WORK TO DO
Repeat every line of the material below word for word, without changing anything.

— Begin —

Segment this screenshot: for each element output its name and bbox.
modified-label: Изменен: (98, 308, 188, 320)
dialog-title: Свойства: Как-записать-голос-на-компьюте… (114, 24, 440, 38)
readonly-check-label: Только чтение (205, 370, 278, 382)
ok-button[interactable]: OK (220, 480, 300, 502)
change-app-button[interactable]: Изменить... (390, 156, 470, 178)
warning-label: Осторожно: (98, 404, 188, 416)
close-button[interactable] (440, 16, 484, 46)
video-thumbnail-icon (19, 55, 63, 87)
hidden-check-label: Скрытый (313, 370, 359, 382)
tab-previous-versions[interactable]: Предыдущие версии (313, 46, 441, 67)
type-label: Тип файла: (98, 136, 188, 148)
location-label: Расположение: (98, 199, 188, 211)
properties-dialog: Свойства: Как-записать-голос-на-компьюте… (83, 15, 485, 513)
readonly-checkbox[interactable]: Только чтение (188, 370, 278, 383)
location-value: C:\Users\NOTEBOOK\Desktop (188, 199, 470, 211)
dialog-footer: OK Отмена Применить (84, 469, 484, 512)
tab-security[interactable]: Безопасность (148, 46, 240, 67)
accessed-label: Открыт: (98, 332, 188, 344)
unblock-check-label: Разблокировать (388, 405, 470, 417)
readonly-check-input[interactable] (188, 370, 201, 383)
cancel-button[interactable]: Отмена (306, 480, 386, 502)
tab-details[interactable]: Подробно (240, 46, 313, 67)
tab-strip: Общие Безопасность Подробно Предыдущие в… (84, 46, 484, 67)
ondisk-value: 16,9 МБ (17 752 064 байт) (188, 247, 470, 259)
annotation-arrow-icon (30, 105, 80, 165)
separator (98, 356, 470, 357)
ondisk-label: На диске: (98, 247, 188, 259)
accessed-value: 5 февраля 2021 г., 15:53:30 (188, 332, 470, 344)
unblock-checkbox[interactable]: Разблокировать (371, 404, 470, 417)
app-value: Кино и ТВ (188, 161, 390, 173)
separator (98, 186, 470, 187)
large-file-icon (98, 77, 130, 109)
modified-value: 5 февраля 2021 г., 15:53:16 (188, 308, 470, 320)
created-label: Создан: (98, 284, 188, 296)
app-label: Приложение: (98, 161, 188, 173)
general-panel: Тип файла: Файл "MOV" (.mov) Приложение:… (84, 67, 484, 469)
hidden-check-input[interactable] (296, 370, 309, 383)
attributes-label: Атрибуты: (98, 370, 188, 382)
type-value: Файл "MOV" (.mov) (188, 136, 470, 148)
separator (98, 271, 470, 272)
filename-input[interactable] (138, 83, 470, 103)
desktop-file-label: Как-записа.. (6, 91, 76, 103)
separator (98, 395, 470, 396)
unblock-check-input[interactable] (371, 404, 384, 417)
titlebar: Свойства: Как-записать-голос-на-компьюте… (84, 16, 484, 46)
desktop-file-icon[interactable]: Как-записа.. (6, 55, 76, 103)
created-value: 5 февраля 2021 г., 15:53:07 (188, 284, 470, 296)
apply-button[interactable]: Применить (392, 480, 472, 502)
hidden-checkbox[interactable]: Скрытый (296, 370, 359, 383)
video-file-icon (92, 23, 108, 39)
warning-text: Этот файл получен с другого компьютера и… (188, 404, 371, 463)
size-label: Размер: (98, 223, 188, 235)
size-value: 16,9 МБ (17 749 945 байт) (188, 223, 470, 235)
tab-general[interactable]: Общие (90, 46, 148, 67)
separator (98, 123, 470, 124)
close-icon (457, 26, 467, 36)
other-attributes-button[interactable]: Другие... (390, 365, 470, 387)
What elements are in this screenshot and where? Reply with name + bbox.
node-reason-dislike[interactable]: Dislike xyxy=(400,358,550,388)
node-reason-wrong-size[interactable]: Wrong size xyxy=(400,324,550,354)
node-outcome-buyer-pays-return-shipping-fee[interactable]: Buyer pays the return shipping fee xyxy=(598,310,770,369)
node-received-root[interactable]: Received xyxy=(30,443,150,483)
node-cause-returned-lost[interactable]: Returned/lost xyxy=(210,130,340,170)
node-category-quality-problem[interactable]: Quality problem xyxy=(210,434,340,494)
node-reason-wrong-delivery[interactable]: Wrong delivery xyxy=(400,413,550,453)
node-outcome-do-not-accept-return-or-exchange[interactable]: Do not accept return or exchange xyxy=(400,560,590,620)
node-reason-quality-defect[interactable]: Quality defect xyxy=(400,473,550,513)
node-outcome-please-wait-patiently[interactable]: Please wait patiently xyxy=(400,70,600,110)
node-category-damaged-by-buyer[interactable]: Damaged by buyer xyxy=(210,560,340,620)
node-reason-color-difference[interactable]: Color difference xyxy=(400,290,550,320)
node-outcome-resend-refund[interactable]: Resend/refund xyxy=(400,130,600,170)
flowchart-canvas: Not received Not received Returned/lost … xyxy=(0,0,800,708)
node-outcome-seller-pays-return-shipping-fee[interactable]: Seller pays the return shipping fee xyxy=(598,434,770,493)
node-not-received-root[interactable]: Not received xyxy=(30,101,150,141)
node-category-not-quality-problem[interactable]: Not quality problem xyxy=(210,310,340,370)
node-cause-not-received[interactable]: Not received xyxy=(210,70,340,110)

— End —

CORRECT ANSWER
Segment this screenshot: for each element output its name and bbox.
modified-label: Изменен: (98, 308, 188, 320)
dialog-title: Свойства: Как-записать-голос-на-компьюте… (114, 24, 440, 38)
readonly-check-label: Только чтение (205, 370, 278, 382)
ok-button[interactable]: OK (220, 480, 300, 502)
change-app-button[interactable]: Изменить... (390, 156, 470, 178)
warning-label: Осторожно: (98, 404, 188, 416)
close-button[interactable] (440, 16, 484, 46)
video-thumbnail-icon (19, 55, 63, 87)
hidden-check-label: Скрытый (313, 370, 359, 382)
tab-previous-versions[interactable]: Предыдущие версии (313, 46, 441, 67)
type-label: Тип файла: (98, 136, 188, 148)
location-label: Расположение: (98, 199, 188, 211)
properties-dialog: Свойства: Как-записать-голос-на-компьюте… (83, 15, 485, 513)
readonly-checkbox[interactable]: Только чтение (188, 370, 278, 383)
location-value: C:\Users\NOTEBOOK\Desktop (188, 199, 470, 211)
dialog-footer: OK Отмена Применить (84, 469, 484, 512)
tab-security[interactable]: Безопасность (148, 46, 240, 67)
accessed-label: Открыт: (98, 332, 188, 344)
unblock-check-label: Разблокировать (388, 405, 470, 417)
readonly-check-input[interactable] (188, 370, 201, 383)
cancel-button[interactable]: Отмена (306, 480, 386, 502)
tab-details[interactable]: Подробно (240, 46, 313, 67)
tab-strip: Общие Безопасность Подробно Предыдущие в… (84, 46, 484, 67)
ondisk-value: 16,9 МБ (17 752 064 байт) (188, 247, 470, 259)
annotation-arrow-icon (30, 105, 80, 165)
separator (98, 356, 470, 357)
ondisk-label: На диске: (98, 247, 188, 259)
accessed-value: 5 февраля 2021 г., 15:53:30 (188, 332, 470, 344)
unblock-checkbox[interactable]: Разблокировать (371, 404, 470, 417)
app-value: Кино и ТВ (188, 161, 390, 173)
separator (98, 186, 470, 187)
large-file-icon (98, 77, 130, 109)
modified-value: 5 февраля 2021 г., 15:53:16 (188, 308, 470, 320)
created-label: Создан: (98, 284, 188, 296)
app-label: Приложение: (98, 161, 188, 173)
general-panel: Тип файла: Файл "MOV" (.mov) Приложение:… (84, 67, 484, 469)
hidden-check-input[interactable] (296, 370, 309, 383)
attributes-label: Атрибуты: (98, 370, 188, 382)
type-value: Файл "MOV" (.mov) (188, 136, 470, 148)
separator (98, 271, 470, 272)
filename-input[interactable] (138, 83, 470, 103)
desktop-file-label: Как-записа.. (6, 91, 76, 103)
separator (98, 395, 470, 396)
unblock-check-input[interactable] (371, 404, 384, 417)
titlebar: Свойства: Как-записать-голос-на-компьюте… (84, 16, 484, 46)
desktop-file-icon[interactable]: Как-записа.. (6, 55, 76, 103)
created-value: 5 февраля 2021 г., 15:53:07 (188, 284, 470, 296)
apply-button[interactable]: Применить (392, 480, 472, 502)
hidden-checkbox[interactable]: Скрытый (296, 370, 359, 383)
video-file-icon (92, 23, 108, 39)
warning-text: Этот файл получен с другого компьютера и… (188, 404, 371, 463)
size-label: Размер: (98, 223, 188, 235)
size-value: 16,9 МБ (17 749 945 байт) (188, 223, 470, 235)
tab-general[interactable]: Общие (90, 46, 148, 67)
separator (98, 123, 470, 124)
close-icon (457, 26, 467, 36)
other-attributes-button[interactable]: Другие... (390, 365, 470, 387)
What elements are in this screenshot and where? Reply with name + bbox.
node-reason-dislike[interactable]: Dislike xyxy=(400,358,550,388)
node-reason-wrong-size[interactable]: Wrong size xyxy=(400,324,550,354)
node-outcome-buyer-pays-return-shipping-fee[interactable]: Buyer pays the return shipping fee xyxy=(598,310,770,369)
node-received-root[interactable]: Received xyxy=(30,443,150,483)
node-cause-returned-lost[interactable]: Returned/lost xyxy=(210,130,340,170)
node-category-quality-problem[interactable]: Quality problem xyxy=(210,434,340,494)
node-reason-wrong-delivery[interactable]: Wrong delivery xyxy=(400,413,550,453)
node-outcome-do-not-accept-return-or-exchange[interactable]: Do not accept return or exchange xyxy=(400,560,590,620)
node-reason-quality-defect[interactable]: Quality defect xyxy=(400,473,550,513)
node-outcome-please-wait-patiently[interactable]: Please wait patiently xyxy=(400,70,600,110)
node-category-damaged-by-buyer[interactable]: Damaged by buyer xyxy=(210,560,340,620)
node-reason-color-difference[interactable]: Color difference xyxy=(400,290,550,320)
node-outcome-resend-refund[interactable]: Resend/refund xyxy=(400,130,600,170)
flowchart-canvas: Not received Not received Returned/lost … xyxy=(0,0,800,708)
node-outcome-seller-pays-return-shipping-fee[interactable]: Seller pays the return shipping fee xyxy=(598,434,770,493)
node-not-received-root[interactable]: Not received xyxy=(30,101,150,141)
node-category-not-quality-problem[interactable]: Not quality problem xyxy=(210,310,340,370)
node-cause-not-received[interactable]: Not received xyxy=(210,70,340,110)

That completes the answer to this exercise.